DO THIS: Each entry below is to be duplicated verbatim.

Entries with figure data
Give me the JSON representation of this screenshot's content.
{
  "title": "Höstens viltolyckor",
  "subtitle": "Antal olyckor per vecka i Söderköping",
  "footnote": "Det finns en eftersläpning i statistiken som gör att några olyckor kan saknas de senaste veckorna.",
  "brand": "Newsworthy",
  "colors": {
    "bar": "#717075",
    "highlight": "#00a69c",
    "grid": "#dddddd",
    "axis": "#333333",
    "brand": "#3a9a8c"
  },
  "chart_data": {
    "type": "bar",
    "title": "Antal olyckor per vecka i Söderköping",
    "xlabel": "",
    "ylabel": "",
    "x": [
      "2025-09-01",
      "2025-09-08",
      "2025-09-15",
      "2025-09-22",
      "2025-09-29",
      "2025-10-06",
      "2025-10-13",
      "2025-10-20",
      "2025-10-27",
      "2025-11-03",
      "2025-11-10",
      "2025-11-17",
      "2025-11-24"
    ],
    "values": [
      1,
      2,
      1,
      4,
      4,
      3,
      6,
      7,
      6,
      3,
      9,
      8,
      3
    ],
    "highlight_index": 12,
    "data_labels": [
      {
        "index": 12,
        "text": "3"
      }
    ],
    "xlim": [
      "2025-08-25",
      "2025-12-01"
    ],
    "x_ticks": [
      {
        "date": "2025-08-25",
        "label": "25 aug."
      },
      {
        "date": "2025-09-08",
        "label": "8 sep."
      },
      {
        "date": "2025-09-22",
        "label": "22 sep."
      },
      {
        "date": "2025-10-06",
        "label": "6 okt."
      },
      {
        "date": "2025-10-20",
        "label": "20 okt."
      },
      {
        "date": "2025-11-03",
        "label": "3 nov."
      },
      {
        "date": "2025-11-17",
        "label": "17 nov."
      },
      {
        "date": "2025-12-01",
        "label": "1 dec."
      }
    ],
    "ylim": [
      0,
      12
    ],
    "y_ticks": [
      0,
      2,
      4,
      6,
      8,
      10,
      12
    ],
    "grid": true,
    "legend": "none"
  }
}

EXERCISE SOLUTION:
Give me the JSON representation of this screenshot's content.
{
  "title": "Höstens viltolyckor",
  "subtitle": "Antal olyckor per vecka i Söderköping",
  "footnote": "Det finns en eftersläpning i statistiken som gör att några olyckor kan saknas de senaste veckorna.",
  "brand": "Newsworthy",
  "colors": {
    "bar": "#717075",
    "highlight": "#00a69c",
    "grid": "#dddddd",
    "axis": "#333333",
    "brand": "#3a9a8c"
  },
  "chart_data": {
    "type": "bar",
    "title": "Antal olyckor per vecka i Söderköping",
    "xlabel": "",
    "ylabel": "",
    "x": [
      "2025-09-01",
      "2025-09-08",
      "2025-09-15",
      "2025-09-22",
      "2025-09-29",
      "2025-10-06",
      "2025-10-13",
      "2025-10-20",
      "2025-10-27",
      "2025-11-03",
      "2025-11-10",
      "2025-11-17",
      "2025-11-24"
    ],
    "values": [
      1,
      2,
      1,
      4,
      4,
      3,
      6,
      7,
      6,
      3,
      9,
      8,
      3
    ],
    "highlight_index": 12,
    "data_labels": [
      {
        "index": 12,
        "text": "3"
      }
    ],
    "xlim": [
      "2025-08-25",
      "2025-12-01"
    ],
    "x_ticks": [
      {
        "date": "2025-08-25",
        "label": "25 aug."
      },
      {
        "date": "2025-09-08",
        "label": "8 sep."
      },
      {
        "date": "2025-09-22",
        "label": "22 sep."
      },
      {
        "date": "2025-10-06",
        "label": "6 okt."
      },
      {
        "date": "2025-10-20",
        "label": "20 okt."
      },
      {
        "date": "2025-11-03",
        "label": "3 nov."
      },
      {
        "date": "2025-11-17",
        "label": "17 nov."
      },
      {
        "date": "2025-12-01",
        "label": "1 dec."
      }
    ],
    "ylim": [
      0,
      12
    ],
    "y_ticks": [
      0,
      2,
      4,
      6,
      8,
      10,
      12
    ],
    "grid": true,
    "legend": "none"
  }
}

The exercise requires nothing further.